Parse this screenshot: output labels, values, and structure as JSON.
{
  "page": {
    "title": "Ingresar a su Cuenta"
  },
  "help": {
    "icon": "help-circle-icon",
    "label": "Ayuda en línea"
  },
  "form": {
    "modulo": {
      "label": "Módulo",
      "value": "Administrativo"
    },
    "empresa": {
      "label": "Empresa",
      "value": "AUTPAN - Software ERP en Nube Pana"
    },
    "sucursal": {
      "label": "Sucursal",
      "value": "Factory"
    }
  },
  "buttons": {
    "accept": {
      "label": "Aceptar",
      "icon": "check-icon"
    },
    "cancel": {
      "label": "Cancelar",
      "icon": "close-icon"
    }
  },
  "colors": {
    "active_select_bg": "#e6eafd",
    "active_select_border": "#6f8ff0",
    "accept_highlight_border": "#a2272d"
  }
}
━━━
WHAT THE TASK ASKS. Look through the entries and find each line that has the string "icon". Copy those lines.

SOLUTION.
    "icon": "help-circle-icon",
      "icon": "check-icon"
      "icon": "close-icon"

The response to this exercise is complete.